:: Extracted entries

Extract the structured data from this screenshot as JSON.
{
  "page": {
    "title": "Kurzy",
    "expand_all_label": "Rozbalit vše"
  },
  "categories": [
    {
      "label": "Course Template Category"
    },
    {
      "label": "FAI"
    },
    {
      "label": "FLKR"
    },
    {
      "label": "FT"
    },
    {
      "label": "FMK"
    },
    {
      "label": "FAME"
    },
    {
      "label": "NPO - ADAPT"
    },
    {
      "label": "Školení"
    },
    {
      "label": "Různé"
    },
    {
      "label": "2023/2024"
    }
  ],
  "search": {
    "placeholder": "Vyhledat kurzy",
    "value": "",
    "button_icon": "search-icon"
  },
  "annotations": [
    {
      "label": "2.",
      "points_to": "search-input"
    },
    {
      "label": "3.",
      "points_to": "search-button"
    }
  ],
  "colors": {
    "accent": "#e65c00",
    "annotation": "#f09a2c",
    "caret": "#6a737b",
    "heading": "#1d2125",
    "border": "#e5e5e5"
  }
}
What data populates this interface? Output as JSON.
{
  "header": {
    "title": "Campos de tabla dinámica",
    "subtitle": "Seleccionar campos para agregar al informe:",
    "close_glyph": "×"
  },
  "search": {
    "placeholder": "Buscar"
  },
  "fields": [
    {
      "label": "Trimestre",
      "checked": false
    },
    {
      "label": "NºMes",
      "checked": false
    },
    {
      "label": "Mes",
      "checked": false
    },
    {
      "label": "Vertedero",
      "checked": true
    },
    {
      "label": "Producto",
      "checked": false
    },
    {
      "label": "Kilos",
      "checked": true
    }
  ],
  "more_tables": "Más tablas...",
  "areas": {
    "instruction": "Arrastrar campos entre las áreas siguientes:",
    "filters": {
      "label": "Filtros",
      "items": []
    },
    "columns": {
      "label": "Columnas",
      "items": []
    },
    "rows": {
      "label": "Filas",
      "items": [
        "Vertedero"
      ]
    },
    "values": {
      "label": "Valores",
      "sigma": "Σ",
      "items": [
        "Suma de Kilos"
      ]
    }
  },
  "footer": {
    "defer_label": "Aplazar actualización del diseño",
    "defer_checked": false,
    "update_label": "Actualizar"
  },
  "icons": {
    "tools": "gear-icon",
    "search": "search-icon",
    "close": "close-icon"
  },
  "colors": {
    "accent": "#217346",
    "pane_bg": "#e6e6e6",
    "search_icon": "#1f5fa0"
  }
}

::::

■ Task details
Restate each record exactly as written.

■ Answer for the task
Extract the structured data from this screenshot as JSON.
{
  "page": {
    "title": "Kurzy",
    "expand_all_label": "Rozbalit vše"
  },
  "categories": [
    {
      "label": "Course Template Category"
    },
    {
      "label": "FAI"
    },
    {
      "label": "FLKR"
    },
    {
      "label": "FT"
    },
    {
      "label": "FMK"
    },
    {
      "label": "FAME"
    },
    {
      "label": "NPO - ADAPT"
    },
    {
      "label": "Školení"
    },
    {
      "label": "Různé"
    },
    {
      "label": "2023/2024"
    }
  ],
  "search": {
    "placeholder": "Vyhledat kurzy",
    "value": "",
    "button_icon": "search-icon"
  },
  "annotations": [
    {
      "label": "2.",
      "points_to": "search-input"
    },
    {
      "label": "3.",
      "points_to": "search-button"
    }
  ],
  "colors": {
    "accent": "#e65c00",
    "annotation": "#f09a2c",
    "caret": "#6a737b",
    "heading": "#1d2125",
    "border": "#e5e5e5"
  }
}
What data populates this interface? Output as JSON.
{
  "header": {
    "title": "Campos de tabla dinámica",
    "subtitle": "Seleccionar campos para agregar al informe:",
    "close_glyph": "×"
  },
  "search": {
    "placeholder": "Buscar"
  },
  "fields": [
    {
      "label": "Trimestre",
      "checked": false
    },
    {
      "label": "NºMes",
      "checked": false
    },
    {
      "label": "Mes",
      "checked": false
    },
    {
      "label": "Vertedero",
      "checked": true
    },
    {
      "label": "Producto",
      "checked": false
    },
    {
      "label": "Kilos",
      "checked": true
    }
  ],
  "more_tables": "Más tablas...",
  "areas": {
    "instruction": "Arrastrar campos entre las áreas siguientes:",
    "filters": {
      "label": "Filtros",
      "items": []
    },
    "columns": {
      "label": "Columnas",
      "items": []
    },
    "rows": {
      "label": "Filas",
      "items": [
        "Vertedero"
      ]
    },
    "values": {
      "label": "Valores",
      "sigma": "Σ",
      "items": [
        "Suma de Kilos"
      ]
    }
  },
  "footer": {
    "defer_label": "Aplazar actualización del diseño",
    "defer_checked": false,
    "update_label": "Actualizar"
  },
  "icons": {
    "tools": "gear-icon",
    "search": "search-icon",
    "close": "close-icon"
  },
  "colors": {
    "accent": "#217346",
    "pane_bg": "#e6e6e6",
    "search_icon": "#1f5fa0"
  }
}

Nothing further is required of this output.